_Given data_
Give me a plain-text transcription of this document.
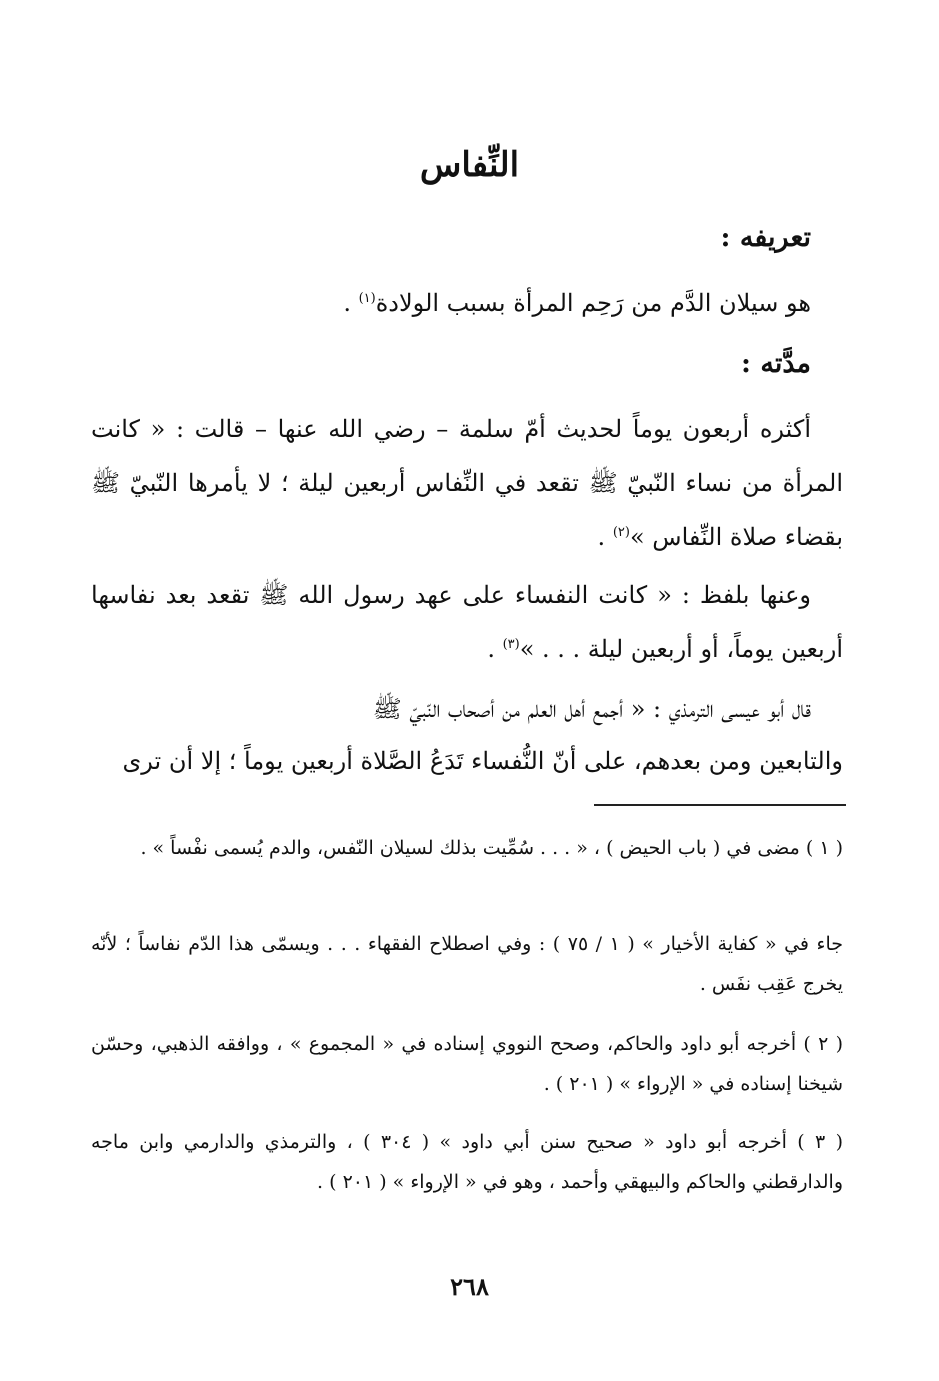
النِّفاس
تعريفه :
هو سيلان الدَّم من رَحِم المرأة بسبب الولادة$^{(١)}$ .
مدَّته :
أكثره أربعون يوماً لحديث أمّ سلمة – رضي الله عنها – قالت : « كانت المرأة من نساء النّبيّ ﷺ تقعد في النِّفاس أربعين ليلة ؛ لا يأمرها النّبيّ ﷺ بقضاء صلاة النِّفاس »$^{(٢)}$ .
وعنها بلفظ : « كانت النفساء على عهد رسول الله ﷺ تقعد بعد نفاسها أربعين يوماً، أو أربعين ليلة . . . »$^{(٣)}$ .
قال أبو عيسى الترمذي : « أجمع أهل العلم من أصحاب النّبيّ ﷺ
والتابعين ومن بعدهم، على أنّ النُّفساء تَدَعُ الصَّلاة أربعين يوماً ؛ إلا أن ترى
( ١ ) مضى في ( باب الحيض ) ، « . . . سُمِّيت بذلك لسيلان النّفس، والدم يُسمى نفْساً » .
جاء في « كفاية الأخيار » ( ١ / ٧٥ ) : وفي اصطلاح الفقهاء . . . ويسمّى هذا الدّم نفاساً ؛ لأنّه يخرج عَقِب نفَس .
( ٢ ) أخرجه أبو داود والحاكم، وصحح النووي إسناده في « المجموع » ، ووافقه الذهبي، وحسّن شيخنا إسناده في « الإرواء » ( ٢٠١ ) .
( ٣ ) أخرجه أبو داود « صحيح سنن أبي داود » ( ٣٠٤ ) ، والترمذي والدارمي وابن ماجه والدارقطني والحاكم والبيهقي وأحمد ، وهو في « الإرواء » ( ٢٠١ ) .
٢٦٨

_Aim of the task_
Please write out all of the material above without changing a word, and omit any pictures.

_Finished task_
Give me a plain-text transcription of this document.
النِّفاس
تعريفه :
هو سيلان الدَّم من رَحِم المرأة بسبب الولادة$^{(١)}$ .
مدَّته :
أكثره أربعون يوماً لحديث أمّ سلمة – رضي الله عنها – قالت : « كانت المرأة من نساء النّبيّ ﷺ تقعد في النِّفاس أربعين ليلة ؛ لا يأمرها النّبيّ ﷺ بقضاء صلاة النِّفاس »$^{(٢)}$ .
وعنها بلفظ : « كانت النفساء على عهد رسول الله ﷺ تقعد بعد نفاسها أربعين يوماً، أو أربعين ليلة . . . »$^{(٣)}$ .
قال أبو عيسى الترمذي : « أجمع أهل العلم من أصحاب النّبيّ ﷺ
والتابعين ومن بعدهم، على أنّ النُّفساء تَدَعُ الصَّلاة أربعين يوماً ؛ إلا أن ترى
( ١ ) مضى في ( باب الحيض ) ، « . . . سُمِّيت بذلك لسيلان النّفس، والدم يُسمى نفْساً » .
جاء في « كفاية الأخيار » ( ١ / ٧٥ ) : وفي اصطلاح الفقهاء . . . ويسمّى هذا الدّم نفاساً ؛ لأنّه يخرج عَقِب نفَس .
( ٢ ) أخرجه أبو داود والحاكم، وصحح النووي إسناده في « المجموع » ، ووافقه الذهبي، وحسّن شيخنا إسناده في « الإرواء » ( ٢٠١ ) .
( ٣ ) أخرجه أبو داود « صحيح سنن أبي داود » ( ٣٠٤ ) ، والترمذي والدارمي وابن ماجه والدارقطني والحاكم والبيهقي وأحمد ، وهو في « الإرواء » ( ٢٠١ ) .
٢٦٨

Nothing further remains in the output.